# Exercise
Keep only the lines of the listing that include the word "this", and copy them.

# Given records
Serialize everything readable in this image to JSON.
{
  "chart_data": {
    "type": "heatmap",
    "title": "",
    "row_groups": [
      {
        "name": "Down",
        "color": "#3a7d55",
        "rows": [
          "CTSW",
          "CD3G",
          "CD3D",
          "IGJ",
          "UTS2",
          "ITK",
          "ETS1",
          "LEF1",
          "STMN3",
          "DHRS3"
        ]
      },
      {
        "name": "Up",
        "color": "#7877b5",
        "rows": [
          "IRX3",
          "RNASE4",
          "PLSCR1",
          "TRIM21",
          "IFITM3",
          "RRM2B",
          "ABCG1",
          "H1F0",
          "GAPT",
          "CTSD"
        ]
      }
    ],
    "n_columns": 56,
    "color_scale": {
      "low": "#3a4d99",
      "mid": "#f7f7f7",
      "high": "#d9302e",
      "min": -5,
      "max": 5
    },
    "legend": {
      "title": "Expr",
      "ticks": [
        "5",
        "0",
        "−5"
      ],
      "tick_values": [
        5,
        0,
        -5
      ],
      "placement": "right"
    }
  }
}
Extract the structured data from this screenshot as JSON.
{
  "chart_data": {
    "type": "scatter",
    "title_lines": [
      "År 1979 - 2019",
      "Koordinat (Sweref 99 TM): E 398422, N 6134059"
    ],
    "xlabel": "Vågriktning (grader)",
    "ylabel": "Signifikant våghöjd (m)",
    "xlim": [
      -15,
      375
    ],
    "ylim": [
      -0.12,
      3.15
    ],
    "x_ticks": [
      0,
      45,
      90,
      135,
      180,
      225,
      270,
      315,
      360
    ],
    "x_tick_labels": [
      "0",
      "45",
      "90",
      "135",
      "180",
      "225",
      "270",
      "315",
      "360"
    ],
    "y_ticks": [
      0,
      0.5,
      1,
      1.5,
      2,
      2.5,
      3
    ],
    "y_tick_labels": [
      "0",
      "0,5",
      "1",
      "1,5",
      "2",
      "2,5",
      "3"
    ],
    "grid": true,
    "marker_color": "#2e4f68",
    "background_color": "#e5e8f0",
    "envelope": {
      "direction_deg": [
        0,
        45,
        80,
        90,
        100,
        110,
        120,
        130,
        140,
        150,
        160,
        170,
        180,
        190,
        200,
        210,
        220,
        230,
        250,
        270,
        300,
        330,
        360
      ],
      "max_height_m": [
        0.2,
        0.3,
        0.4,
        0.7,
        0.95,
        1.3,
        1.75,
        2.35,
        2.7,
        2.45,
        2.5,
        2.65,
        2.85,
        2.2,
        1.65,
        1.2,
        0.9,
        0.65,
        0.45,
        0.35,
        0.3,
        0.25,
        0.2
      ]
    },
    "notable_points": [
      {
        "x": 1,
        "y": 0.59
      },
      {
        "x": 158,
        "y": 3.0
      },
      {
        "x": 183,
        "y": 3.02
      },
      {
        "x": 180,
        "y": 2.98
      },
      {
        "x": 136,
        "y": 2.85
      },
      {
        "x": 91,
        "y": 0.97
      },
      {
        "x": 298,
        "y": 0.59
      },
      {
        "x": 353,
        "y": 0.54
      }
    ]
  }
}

--

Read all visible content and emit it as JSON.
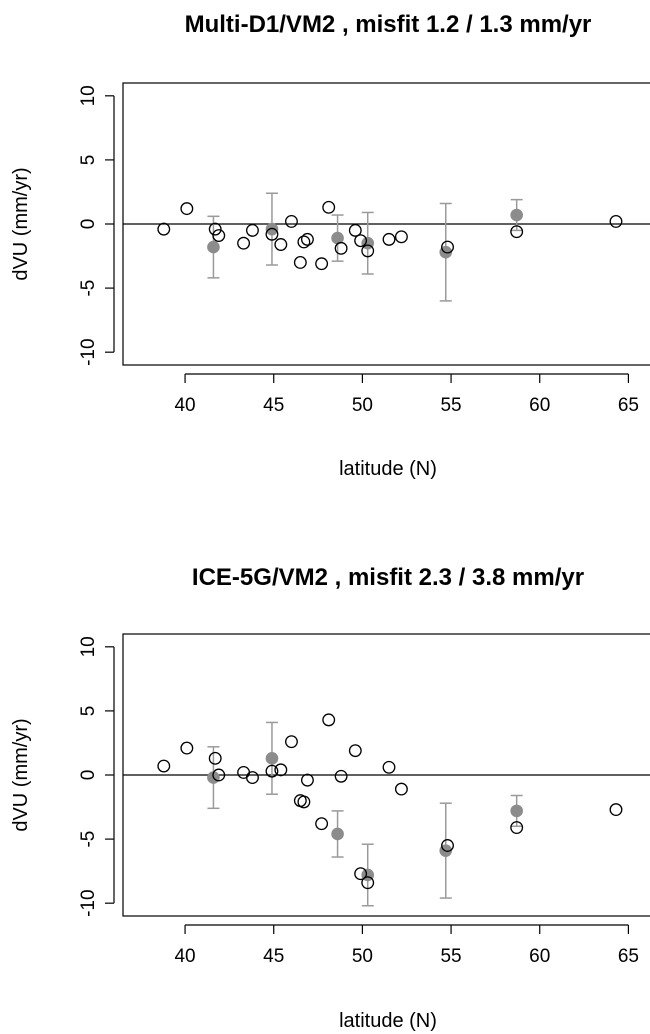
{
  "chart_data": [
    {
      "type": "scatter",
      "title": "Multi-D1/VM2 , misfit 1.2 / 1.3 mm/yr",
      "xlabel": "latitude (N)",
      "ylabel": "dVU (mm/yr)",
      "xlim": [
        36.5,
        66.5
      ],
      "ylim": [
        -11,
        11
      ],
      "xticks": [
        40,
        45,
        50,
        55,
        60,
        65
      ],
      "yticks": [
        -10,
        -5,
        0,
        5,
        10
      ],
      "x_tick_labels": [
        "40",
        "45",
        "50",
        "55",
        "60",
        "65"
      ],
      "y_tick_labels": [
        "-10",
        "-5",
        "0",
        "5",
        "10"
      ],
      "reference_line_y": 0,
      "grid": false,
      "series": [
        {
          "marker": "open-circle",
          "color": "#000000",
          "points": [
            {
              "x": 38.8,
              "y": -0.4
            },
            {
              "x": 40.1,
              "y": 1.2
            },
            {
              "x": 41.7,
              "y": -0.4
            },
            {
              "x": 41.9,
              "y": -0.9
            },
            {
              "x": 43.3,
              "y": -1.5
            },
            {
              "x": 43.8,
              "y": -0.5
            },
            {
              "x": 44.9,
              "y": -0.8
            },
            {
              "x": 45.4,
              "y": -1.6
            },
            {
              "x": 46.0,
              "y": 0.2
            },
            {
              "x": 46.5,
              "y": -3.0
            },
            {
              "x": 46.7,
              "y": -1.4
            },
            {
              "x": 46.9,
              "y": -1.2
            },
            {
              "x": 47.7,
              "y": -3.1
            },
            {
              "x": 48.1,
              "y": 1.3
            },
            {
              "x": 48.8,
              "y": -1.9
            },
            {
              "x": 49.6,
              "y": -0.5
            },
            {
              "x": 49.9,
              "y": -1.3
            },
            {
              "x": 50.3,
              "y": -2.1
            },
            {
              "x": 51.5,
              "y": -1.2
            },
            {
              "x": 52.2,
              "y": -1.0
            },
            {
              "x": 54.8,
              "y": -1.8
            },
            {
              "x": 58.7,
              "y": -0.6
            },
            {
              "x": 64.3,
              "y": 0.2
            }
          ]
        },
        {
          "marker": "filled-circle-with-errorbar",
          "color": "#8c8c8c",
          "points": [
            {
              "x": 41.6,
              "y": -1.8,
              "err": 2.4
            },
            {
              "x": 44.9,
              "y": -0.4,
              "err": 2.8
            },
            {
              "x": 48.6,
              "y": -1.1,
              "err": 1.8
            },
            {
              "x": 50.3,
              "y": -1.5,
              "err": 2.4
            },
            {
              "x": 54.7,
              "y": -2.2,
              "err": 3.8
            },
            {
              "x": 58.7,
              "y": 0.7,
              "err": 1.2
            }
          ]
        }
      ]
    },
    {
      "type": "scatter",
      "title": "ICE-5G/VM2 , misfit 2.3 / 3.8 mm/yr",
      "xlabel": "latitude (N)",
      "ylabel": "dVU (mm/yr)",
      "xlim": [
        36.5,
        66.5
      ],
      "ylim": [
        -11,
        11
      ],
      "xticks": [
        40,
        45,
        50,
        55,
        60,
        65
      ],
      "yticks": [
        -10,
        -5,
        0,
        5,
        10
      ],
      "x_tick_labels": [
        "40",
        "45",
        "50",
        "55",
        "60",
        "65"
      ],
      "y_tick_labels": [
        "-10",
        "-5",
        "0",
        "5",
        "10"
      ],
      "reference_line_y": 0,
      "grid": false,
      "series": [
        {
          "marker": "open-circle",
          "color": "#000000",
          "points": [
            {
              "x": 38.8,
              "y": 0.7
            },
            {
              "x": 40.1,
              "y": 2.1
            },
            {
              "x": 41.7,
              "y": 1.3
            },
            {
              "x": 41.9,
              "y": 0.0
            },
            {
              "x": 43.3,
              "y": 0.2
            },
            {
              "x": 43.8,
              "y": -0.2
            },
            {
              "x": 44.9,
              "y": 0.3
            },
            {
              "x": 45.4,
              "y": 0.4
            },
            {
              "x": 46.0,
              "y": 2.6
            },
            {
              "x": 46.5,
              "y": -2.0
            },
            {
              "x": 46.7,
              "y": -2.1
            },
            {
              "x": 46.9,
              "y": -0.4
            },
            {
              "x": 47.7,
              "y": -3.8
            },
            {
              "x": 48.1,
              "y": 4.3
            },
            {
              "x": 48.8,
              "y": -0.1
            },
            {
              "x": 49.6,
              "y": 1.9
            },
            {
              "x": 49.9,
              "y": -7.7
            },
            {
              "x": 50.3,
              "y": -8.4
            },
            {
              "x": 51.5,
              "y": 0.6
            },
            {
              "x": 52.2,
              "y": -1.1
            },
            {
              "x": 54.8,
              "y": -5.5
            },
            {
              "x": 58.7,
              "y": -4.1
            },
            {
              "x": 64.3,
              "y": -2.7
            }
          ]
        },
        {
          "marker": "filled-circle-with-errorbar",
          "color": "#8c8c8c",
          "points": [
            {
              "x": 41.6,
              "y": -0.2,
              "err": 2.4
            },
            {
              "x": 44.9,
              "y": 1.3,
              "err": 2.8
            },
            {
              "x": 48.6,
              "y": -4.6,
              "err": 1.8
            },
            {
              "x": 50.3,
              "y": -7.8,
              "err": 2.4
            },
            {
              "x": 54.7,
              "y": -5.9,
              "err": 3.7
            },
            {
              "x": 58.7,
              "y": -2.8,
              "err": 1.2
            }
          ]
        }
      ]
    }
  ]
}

# Solution
Serialize everything readable in this image to JSON.
Extract the structured data from this screenshot as JSON.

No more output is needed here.